Count the lines in the records below that contain the word "Analyzing", and give only that number.
***** RECORDS TO PROCESS *****
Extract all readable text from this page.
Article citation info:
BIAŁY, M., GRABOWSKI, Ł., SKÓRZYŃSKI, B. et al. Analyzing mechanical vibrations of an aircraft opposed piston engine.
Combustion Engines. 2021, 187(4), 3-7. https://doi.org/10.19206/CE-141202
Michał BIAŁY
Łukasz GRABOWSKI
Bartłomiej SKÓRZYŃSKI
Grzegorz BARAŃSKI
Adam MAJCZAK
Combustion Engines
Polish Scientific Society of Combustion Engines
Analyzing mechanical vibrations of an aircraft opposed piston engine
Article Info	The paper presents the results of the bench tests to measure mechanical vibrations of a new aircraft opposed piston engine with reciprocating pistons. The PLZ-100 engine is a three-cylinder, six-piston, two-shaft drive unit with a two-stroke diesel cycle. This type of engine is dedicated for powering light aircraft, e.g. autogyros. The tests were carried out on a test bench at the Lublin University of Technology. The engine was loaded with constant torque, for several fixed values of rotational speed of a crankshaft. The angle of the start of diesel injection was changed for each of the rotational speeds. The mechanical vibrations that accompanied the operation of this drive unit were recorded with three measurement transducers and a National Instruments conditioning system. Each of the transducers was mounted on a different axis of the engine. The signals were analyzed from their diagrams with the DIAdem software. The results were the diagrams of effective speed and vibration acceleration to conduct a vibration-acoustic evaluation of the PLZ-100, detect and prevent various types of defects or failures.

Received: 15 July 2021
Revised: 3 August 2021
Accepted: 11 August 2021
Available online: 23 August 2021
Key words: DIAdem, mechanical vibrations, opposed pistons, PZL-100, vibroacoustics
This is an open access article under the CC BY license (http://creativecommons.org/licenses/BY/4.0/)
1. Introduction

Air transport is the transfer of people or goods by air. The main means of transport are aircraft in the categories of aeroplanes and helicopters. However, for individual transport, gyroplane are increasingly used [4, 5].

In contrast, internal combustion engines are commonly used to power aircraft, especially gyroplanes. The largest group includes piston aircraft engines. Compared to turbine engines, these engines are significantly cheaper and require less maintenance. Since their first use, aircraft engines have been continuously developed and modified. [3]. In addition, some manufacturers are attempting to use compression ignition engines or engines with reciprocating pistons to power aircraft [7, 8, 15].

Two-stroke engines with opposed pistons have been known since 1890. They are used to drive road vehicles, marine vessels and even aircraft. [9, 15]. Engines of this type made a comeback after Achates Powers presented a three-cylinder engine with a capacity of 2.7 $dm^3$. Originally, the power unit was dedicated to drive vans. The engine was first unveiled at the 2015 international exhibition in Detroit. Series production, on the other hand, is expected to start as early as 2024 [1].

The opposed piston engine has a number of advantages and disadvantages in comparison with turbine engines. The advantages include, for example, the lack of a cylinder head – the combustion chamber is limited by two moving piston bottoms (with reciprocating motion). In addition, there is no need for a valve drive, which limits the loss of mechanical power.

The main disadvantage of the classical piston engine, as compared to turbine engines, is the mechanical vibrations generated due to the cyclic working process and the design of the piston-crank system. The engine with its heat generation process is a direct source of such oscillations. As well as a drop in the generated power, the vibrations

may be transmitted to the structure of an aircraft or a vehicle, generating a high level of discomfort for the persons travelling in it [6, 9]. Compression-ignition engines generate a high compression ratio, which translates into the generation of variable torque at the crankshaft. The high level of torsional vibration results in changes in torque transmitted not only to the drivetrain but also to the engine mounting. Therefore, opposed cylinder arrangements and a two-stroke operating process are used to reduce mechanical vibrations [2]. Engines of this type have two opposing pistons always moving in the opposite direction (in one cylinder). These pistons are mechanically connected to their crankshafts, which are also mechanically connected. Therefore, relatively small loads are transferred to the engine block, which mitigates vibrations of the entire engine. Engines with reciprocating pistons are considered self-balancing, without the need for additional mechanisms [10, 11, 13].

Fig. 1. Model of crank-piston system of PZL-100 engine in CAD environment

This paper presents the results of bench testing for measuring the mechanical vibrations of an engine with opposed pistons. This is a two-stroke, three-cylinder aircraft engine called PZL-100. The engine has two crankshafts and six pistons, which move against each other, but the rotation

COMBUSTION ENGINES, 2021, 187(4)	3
*****
[FINAL RESULT]: 2